-- Start --

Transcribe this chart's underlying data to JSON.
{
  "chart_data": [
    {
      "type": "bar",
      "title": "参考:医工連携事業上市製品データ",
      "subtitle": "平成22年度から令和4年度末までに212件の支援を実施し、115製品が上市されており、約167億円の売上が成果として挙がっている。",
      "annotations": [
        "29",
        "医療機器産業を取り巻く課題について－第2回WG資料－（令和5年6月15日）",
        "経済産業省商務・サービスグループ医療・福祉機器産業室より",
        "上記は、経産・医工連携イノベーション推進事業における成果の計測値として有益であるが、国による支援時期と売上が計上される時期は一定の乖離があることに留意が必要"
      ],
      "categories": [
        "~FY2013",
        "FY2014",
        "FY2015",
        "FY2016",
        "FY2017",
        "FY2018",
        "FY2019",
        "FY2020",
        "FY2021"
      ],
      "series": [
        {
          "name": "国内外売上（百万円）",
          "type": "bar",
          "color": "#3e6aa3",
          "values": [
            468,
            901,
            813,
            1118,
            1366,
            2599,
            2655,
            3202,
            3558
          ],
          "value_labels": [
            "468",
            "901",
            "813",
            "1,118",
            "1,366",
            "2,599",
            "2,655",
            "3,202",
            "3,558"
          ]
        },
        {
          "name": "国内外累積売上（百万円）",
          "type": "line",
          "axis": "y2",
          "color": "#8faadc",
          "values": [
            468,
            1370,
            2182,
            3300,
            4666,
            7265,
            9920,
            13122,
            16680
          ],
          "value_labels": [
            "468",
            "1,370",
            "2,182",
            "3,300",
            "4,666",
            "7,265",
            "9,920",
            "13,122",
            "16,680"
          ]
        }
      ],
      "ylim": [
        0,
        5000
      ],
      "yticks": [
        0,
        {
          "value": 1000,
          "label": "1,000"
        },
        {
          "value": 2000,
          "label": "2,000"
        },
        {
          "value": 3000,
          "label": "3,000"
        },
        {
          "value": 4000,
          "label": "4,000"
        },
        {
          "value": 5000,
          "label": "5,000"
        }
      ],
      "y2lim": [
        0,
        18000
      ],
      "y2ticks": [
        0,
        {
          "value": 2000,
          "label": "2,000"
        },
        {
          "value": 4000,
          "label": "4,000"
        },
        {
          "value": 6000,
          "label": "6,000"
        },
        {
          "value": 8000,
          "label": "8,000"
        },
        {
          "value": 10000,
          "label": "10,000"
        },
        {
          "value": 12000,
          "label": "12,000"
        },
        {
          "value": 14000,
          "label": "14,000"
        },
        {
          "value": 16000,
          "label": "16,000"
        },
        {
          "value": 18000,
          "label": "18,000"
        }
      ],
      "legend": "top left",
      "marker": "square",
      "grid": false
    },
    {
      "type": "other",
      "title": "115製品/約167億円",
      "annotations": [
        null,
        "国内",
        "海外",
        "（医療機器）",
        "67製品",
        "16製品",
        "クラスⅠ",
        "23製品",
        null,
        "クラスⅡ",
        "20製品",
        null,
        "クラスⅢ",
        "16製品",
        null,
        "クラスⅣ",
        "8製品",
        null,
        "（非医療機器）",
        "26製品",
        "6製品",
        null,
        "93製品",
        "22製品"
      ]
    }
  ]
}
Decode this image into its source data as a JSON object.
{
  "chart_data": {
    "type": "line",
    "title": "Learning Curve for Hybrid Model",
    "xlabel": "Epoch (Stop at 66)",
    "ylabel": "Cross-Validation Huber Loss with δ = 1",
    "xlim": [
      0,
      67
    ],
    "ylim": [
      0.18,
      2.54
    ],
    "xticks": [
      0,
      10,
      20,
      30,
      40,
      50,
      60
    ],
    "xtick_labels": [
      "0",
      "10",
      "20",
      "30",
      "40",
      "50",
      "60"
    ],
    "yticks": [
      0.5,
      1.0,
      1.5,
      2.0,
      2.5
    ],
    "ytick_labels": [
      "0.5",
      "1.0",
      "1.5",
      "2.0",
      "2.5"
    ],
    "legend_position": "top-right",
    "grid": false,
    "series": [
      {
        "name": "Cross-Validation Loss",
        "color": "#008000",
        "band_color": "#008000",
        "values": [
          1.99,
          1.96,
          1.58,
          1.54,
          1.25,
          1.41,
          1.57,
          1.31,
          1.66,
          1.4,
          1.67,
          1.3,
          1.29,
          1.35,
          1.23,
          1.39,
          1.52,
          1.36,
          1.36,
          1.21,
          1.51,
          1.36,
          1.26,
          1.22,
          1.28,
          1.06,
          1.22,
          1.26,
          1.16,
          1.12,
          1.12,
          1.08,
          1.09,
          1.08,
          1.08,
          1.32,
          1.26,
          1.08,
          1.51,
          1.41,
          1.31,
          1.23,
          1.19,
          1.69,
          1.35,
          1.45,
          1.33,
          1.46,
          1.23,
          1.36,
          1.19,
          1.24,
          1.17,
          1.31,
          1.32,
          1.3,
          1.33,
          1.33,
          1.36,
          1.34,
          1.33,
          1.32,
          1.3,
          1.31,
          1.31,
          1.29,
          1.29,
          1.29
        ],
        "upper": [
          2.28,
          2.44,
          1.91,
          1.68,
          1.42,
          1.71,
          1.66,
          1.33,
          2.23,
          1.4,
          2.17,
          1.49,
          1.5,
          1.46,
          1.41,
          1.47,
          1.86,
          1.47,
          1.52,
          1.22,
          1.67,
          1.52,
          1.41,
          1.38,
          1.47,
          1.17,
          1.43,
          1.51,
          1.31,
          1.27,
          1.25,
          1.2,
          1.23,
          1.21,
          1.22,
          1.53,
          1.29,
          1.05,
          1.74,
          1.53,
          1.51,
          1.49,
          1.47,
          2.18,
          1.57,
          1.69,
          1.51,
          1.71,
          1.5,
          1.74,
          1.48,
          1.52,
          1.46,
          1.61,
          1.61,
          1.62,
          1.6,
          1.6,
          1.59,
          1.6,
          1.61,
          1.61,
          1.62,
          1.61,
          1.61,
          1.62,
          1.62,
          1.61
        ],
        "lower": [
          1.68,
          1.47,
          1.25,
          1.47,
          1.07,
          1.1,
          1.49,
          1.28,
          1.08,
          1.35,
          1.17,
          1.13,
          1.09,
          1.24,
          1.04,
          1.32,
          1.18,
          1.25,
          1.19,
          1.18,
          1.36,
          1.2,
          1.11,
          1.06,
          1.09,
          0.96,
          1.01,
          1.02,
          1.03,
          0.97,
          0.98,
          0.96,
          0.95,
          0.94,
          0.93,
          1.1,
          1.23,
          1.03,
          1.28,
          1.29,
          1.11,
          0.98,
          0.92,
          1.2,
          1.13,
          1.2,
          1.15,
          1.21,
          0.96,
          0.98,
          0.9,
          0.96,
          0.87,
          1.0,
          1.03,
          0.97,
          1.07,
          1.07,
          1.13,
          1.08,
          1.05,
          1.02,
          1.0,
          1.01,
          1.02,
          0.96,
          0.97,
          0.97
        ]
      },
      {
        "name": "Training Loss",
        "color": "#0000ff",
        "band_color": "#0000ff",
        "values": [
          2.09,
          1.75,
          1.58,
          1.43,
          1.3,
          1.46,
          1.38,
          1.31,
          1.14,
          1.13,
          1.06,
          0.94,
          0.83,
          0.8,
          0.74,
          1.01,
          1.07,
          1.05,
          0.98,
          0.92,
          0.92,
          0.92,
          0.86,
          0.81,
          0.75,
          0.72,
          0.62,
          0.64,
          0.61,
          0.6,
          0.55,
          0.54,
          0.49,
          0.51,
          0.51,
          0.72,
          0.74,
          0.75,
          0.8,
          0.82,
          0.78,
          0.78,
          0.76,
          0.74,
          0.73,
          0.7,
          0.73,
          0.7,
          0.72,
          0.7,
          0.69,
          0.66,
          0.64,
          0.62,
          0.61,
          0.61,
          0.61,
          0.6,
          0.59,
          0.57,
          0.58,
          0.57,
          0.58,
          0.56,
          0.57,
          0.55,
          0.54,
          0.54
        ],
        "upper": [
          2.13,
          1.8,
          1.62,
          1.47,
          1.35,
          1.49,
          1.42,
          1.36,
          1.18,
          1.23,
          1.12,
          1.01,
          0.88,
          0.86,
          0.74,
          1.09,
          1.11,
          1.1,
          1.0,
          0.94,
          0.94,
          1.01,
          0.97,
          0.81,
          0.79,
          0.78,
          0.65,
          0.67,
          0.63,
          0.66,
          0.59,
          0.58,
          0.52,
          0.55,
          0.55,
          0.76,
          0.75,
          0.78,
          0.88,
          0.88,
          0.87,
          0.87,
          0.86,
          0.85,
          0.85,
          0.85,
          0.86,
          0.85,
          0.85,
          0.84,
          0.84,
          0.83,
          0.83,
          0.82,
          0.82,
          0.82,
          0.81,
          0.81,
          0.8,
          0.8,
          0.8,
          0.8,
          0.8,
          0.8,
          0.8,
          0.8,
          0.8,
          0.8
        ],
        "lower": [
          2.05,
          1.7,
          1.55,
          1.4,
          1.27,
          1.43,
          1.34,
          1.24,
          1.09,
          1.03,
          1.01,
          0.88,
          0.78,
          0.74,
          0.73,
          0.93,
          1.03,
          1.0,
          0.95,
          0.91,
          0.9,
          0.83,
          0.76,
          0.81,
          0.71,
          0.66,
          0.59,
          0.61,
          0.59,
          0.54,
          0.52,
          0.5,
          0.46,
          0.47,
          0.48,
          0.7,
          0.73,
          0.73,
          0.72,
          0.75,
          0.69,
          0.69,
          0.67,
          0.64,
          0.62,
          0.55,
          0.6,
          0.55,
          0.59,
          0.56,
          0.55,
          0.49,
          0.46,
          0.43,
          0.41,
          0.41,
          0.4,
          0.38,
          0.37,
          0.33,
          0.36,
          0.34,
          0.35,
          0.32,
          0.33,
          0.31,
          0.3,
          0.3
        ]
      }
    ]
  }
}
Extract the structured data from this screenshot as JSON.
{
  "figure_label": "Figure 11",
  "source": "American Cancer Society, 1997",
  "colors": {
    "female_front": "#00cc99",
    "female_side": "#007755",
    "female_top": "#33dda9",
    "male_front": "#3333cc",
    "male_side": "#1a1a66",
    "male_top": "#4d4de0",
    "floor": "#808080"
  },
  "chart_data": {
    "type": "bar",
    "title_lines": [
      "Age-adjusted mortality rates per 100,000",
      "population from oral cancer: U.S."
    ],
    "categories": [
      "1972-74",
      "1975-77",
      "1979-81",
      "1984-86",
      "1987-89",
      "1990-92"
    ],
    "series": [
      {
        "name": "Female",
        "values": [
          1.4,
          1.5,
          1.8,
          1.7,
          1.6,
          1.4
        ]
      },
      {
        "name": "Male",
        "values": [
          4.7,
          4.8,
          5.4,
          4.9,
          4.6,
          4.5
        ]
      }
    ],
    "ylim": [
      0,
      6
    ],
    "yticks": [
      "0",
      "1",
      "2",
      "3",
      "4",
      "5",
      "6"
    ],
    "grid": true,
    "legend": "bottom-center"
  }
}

-- End --

_What the task requires_
Show the lines of the records that contain the word "this".

_Response to the task_
Transcribe this chart's underlying data to JSON.
Decode this image into its source data as a JSON object.
Extract the structured data from this screenshot as JSON.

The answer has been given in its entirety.